• Exercise instructions: Using the material below, work out how many lines contain the word "K₂CO₃". Reply with the number and nothing more.

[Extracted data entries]

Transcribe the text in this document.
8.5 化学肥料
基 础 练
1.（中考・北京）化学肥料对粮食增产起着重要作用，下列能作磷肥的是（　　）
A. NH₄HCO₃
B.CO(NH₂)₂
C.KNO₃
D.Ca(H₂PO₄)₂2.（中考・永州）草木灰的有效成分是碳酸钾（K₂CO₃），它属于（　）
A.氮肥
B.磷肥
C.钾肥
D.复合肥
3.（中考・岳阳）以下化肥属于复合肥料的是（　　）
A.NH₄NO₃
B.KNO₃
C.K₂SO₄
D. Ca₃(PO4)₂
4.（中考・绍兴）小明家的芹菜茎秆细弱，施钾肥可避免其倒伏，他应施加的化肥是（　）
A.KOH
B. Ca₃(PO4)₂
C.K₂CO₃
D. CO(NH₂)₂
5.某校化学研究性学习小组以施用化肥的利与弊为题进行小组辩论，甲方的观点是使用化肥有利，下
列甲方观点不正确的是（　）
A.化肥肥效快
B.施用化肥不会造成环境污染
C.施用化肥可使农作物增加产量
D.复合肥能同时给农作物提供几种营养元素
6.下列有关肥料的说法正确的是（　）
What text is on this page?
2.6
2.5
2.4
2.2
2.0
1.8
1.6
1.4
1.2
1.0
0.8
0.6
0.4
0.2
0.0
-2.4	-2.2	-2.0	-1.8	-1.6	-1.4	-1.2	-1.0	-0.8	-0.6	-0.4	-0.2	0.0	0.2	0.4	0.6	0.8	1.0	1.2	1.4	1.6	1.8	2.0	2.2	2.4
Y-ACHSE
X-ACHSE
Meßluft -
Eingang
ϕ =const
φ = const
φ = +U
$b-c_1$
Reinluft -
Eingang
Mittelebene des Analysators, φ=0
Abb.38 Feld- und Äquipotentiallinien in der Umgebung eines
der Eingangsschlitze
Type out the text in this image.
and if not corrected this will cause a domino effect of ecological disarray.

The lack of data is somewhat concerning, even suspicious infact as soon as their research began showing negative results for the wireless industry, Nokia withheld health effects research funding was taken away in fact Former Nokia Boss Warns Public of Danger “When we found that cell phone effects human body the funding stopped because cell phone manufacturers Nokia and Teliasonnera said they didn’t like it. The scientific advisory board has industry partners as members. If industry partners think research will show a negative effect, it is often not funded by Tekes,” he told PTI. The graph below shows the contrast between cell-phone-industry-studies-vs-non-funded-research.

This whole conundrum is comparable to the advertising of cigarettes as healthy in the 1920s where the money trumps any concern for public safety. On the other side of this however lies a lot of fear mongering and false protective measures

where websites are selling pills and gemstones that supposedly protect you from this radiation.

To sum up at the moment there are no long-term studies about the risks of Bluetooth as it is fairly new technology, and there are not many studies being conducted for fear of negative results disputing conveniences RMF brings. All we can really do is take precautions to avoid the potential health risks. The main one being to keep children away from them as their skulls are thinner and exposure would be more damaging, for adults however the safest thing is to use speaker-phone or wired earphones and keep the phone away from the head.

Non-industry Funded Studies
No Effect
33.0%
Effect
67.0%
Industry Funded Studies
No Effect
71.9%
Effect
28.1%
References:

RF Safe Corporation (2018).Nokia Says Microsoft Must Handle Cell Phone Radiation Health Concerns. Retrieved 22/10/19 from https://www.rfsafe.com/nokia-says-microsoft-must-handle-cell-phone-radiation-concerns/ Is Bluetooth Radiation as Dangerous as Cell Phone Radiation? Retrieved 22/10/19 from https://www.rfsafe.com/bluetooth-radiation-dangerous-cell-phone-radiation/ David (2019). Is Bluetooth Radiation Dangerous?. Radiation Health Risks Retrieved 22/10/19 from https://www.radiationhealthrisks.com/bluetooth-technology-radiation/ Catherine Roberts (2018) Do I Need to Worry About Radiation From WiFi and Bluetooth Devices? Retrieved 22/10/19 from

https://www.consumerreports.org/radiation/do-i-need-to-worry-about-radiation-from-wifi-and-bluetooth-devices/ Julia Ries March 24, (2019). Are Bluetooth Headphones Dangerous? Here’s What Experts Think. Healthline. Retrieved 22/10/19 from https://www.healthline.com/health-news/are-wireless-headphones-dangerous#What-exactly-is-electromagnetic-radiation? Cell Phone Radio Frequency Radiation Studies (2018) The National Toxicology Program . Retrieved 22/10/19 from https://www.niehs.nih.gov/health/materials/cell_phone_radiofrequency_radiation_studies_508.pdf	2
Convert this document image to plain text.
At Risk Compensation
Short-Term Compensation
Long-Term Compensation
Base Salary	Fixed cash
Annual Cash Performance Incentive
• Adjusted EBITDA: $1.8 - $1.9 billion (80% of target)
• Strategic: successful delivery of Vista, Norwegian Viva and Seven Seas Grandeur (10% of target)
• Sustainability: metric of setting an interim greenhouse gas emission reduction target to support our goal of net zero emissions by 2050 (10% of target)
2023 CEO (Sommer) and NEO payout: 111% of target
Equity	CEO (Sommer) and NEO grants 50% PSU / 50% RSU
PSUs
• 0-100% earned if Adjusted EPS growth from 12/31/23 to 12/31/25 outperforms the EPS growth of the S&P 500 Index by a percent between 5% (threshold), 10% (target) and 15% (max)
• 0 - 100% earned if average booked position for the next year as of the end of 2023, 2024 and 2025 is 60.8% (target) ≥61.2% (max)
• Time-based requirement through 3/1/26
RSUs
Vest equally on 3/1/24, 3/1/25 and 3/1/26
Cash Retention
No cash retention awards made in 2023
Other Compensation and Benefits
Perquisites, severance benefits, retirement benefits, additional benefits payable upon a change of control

• Finished task: 2